**AIM**
Check each line of the listing for the string "como", count the lines that have it, and answer with that number only.

**RECORD EXTRACTS**
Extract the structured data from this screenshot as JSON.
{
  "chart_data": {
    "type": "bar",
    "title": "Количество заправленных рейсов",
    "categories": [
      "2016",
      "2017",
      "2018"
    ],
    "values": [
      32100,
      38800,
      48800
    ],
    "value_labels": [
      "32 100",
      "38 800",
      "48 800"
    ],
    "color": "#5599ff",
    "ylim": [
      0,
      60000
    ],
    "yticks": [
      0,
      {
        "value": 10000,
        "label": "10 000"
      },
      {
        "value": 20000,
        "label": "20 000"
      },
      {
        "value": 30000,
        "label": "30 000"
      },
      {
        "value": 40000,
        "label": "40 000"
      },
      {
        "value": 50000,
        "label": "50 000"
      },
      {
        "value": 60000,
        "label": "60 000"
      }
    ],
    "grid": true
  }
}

* * *

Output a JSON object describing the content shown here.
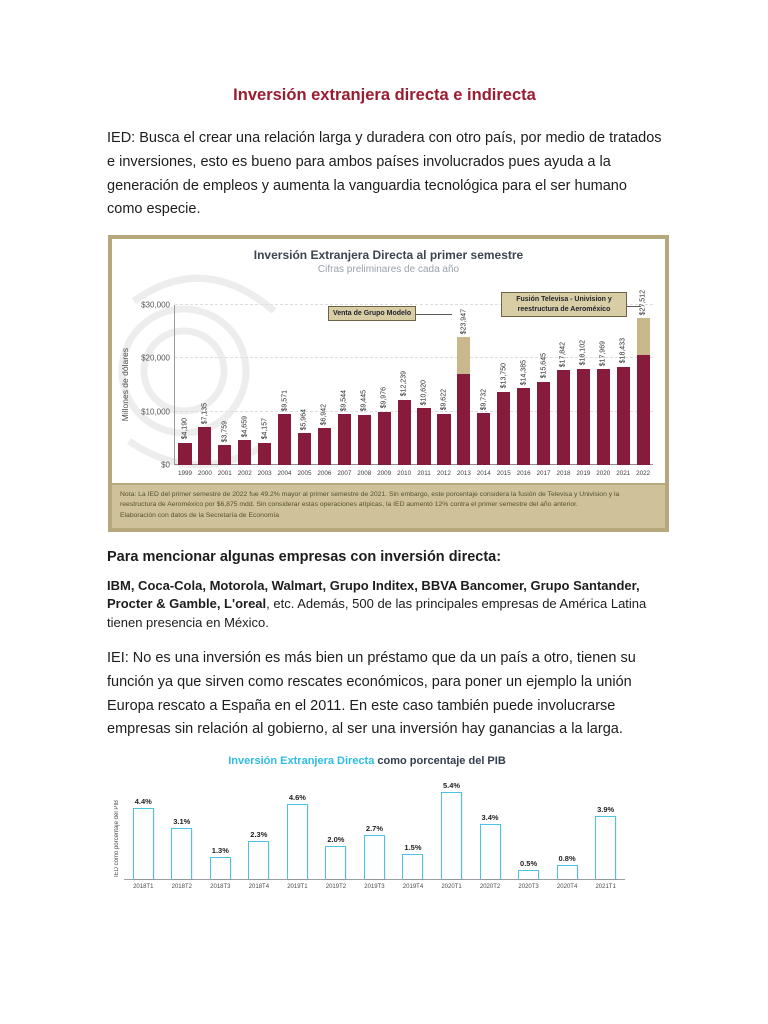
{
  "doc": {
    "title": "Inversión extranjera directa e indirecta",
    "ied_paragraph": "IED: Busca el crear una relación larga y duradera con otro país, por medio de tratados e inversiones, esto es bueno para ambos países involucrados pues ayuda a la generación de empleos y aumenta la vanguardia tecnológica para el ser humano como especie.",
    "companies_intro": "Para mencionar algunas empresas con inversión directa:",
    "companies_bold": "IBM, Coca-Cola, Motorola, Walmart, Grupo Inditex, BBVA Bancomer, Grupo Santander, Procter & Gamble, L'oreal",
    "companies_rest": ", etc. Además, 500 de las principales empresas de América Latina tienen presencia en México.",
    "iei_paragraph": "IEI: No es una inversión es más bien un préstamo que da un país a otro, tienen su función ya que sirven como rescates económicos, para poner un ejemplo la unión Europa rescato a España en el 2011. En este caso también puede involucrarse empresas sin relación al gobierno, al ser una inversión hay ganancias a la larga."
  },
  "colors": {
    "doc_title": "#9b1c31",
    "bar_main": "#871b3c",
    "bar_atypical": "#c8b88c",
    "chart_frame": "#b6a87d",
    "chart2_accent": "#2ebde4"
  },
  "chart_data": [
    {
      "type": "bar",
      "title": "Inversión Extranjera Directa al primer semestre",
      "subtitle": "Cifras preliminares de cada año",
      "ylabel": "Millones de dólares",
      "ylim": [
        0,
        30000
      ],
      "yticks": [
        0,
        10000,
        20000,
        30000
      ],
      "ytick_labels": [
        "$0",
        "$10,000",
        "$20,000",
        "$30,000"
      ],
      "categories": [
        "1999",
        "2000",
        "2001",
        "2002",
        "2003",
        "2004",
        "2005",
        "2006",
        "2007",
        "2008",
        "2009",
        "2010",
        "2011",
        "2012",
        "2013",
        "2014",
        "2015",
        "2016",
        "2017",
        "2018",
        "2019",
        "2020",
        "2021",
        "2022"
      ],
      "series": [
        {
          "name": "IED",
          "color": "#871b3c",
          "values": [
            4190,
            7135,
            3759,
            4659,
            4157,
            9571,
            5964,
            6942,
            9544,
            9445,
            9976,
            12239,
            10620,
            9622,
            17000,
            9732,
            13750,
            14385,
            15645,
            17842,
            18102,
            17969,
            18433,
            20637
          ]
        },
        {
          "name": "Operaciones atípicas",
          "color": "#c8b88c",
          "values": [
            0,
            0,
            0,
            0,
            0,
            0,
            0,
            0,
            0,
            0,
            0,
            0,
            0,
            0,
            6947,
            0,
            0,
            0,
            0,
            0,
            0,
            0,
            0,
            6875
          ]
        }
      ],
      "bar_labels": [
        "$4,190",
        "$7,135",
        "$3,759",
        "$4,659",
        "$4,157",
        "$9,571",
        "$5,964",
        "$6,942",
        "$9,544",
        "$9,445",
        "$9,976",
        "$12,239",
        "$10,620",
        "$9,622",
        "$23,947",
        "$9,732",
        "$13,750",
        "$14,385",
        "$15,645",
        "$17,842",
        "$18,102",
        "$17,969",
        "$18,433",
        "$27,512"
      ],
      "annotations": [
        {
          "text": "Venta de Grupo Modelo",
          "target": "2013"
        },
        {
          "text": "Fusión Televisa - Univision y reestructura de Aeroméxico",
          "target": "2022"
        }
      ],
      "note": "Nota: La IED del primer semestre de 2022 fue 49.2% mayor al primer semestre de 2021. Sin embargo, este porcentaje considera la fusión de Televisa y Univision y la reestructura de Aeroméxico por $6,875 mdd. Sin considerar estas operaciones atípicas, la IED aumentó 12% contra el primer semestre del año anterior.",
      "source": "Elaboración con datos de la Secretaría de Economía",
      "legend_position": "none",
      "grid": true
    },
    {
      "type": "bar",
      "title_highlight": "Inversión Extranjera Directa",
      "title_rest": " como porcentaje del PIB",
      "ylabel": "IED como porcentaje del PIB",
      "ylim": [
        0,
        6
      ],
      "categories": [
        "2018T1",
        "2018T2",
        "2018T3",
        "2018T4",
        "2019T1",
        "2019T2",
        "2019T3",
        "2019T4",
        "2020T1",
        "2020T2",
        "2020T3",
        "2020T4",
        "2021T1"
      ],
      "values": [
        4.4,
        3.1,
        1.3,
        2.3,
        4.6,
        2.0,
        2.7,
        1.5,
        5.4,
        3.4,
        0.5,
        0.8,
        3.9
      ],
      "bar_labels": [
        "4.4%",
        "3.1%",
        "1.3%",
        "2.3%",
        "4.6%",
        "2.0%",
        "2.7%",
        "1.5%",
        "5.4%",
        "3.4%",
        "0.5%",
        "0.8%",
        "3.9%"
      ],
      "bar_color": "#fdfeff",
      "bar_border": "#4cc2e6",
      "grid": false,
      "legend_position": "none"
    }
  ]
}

**EXERCISE ANSWER**
4